___ Records to use

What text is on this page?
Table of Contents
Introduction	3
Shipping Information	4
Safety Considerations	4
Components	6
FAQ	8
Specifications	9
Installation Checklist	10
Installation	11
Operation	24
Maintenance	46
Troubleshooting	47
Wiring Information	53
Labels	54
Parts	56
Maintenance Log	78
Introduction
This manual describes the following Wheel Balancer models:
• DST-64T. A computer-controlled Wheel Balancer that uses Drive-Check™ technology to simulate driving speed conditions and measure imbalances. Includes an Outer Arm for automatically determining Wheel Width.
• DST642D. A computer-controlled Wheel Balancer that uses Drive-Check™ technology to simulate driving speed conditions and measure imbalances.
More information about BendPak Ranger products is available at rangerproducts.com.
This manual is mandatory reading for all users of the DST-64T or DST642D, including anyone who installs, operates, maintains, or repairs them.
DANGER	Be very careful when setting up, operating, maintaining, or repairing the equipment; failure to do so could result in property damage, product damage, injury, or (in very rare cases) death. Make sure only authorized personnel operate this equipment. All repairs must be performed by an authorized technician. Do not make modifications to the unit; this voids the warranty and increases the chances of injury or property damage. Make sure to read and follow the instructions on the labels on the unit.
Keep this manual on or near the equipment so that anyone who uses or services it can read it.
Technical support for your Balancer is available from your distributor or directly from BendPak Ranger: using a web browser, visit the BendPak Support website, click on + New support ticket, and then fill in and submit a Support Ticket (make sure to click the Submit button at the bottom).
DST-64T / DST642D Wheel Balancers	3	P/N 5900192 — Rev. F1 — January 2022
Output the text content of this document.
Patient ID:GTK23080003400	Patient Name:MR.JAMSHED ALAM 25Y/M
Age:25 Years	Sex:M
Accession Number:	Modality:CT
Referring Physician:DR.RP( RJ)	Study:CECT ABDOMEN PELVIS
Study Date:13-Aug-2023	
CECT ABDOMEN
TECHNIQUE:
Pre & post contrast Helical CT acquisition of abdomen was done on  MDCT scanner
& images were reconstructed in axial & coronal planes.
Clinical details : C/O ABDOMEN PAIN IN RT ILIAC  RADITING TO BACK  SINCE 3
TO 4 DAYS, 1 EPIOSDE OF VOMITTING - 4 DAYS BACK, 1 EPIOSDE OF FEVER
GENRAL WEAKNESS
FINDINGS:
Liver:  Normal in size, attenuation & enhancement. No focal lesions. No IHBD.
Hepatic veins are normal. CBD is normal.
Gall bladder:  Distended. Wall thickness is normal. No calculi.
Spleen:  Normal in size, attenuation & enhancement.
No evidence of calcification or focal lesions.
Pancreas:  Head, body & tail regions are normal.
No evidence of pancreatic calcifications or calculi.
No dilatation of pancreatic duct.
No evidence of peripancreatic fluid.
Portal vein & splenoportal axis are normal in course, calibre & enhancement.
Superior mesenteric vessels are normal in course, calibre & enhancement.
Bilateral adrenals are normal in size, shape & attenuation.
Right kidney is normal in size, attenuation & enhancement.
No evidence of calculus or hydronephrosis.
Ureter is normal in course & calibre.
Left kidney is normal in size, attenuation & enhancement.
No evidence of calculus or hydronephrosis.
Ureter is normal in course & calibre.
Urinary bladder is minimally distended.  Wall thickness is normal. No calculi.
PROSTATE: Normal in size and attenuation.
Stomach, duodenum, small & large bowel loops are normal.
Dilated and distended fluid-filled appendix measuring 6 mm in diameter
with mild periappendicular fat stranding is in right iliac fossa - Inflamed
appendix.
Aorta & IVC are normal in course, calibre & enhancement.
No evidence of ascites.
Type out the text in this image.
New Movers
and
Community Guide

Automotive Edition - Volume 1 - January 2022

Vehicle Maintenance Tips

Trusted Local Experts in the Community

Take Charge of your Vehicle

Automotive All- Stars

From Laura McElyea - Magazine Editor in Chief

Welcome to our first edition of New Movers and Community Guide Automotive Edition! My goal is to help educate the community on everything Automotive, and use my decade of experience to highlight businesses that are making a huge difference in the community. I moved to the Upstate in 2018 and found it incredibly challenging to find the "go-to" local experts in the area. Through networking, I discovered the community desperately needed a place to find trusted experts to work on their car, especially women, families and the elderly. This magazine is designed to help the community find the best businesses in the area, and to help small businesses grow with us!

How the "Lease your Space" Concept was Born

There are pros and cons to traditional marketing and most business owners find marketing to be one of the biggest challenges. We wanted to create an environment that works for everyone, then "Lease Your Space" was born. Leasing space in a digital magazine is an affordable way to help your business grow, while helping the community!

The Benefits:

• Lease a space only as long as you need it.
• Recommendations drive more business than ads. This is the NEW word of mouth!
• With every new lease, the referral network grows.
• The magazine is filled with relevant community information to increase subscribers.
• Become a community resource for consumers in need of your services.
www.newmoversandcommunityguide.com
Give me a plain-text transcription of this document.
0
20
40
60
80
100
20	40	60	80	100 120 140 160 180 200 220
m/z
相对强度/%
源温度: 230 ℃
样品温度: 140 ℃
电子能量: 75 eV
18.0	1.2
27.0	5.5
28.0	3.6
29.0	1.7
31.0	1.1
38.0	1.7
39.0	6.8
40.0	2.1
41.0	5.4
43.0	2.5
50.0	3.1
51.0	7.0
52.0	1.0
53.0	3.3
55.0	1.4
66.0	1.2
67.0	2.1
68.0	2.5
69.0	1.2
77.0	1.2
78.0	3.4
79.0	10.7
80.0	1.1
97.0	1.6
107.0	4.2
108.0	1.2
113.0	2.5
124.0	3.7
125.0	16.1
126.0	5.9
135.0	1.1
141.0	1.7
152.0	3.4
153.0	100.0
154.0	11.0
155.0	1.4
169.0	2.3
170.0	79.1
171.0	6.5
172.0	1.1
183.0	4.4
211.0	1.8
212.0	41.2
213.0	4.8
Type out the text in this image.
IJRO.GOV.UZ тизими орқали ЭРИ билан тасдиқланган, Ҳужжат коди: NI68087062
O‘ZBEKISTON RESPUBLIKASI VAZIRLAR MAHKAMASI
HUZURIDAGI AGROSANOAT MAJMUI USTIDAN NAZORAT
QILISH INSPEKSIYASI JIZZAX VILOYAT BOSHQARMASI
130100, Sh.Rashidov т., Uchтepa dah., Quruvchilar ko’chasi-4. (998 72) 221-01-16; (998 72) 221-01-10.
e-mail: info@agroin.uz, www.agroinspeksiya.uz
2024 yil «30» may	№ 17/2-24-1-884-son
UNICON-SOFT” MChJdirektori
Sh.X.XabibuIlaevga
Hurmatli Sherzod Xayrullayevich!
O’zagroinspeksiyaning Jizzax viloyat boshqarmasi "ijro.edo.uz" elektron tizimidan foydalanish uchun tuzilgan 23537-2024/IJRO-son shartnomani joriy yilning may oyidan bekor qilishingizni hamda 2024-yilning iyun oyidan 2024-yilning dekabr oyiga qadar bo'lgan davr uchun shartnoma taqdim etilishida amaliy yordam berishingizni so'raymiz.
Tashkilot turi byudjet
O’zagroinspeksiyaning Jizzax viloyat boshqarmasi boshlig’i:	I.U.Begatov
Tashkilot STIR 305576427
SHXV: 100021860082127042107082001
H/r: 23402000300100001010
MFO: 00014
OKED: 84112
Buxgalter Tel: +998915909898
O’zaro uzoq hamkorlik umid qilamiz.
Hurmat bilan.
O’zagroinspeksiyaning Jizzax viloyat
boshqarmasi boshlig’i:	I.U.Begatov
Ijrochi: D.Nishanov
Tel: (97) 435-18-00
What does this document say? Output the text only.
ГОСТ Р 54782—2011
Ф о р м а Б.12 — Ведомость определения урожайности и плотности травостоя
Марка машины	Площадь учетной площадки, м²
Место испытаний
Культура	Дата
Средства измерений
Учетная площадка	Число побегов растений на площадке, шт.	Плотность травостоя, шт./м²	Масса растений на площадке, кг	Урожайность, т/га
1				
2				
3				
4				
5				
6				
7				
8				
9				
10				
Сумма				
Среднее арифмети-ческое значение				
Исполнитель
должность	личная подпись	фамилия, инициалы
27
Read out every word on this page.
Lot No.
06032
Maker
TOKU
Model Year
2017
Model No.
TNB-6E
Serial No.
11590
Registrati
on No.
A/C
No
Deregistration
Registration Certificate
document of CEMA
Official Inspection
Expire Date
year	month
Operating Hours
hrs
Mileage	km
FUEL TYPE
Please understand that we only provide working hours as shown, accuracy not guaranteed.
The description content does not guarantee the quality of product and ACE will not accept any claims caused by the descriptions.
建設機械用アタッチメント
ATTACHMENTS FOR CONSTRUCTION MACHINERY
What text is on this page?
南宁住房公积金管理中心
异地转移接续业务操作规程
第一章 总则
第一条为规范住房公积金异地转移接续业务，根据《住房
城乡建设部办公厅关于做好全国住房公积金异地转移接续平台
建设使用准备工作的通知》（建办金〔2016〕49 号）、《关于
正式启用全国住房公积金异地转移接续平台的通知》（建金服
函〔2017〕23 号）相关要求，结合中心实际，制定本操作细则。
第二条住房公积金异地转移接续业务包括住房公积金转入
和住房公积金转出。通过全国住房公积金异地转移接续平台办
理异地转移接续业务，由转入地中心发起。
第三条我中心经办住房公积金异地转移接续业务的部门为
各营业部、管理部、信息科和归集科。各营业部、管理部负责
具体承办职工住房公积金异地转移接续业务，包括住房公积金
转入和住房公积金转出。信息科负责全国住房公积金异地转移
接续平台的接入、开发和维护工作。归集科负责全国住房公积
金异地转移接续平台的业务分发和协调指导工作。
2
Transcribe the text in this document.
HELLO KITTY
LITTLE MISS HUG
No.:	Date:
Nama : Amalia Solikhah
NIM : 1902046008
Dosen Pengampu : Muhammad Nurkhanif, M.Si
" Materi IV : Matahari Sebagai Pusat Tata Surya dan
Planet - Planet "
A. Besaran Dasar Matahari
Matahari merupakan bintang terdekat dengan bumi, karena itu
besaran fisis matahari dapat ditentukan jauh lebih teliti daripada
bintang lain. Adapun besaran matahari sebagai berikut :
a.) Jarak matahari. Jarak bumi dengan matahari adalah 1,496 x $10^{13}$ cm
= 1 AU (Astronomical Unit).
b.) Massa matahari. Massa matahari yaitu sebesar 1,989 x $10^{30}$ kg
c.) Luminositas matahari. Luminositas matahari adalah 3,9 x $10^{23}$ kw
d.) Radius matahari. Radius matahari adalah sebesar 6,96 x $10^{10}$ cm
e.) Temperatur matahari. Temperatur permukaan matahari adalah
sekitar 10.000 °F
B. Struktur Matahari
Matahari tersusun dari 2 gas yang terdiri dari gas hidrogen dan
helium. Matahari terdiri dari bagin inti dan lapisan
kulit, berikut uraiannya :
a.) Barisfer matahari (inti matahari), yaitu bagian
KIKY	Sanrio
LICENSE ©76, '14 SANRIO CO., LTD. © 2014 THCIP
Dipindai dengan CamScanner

______

## Objective
Go through the data and gather every line that holds "yaitu".

## Exercise response
b.) Massa matahari. Massa matahari yaitu sebesar 1,989 x $10^{30}$ kg
a.) Barisfer matahari (inti matahari), yaitu bagian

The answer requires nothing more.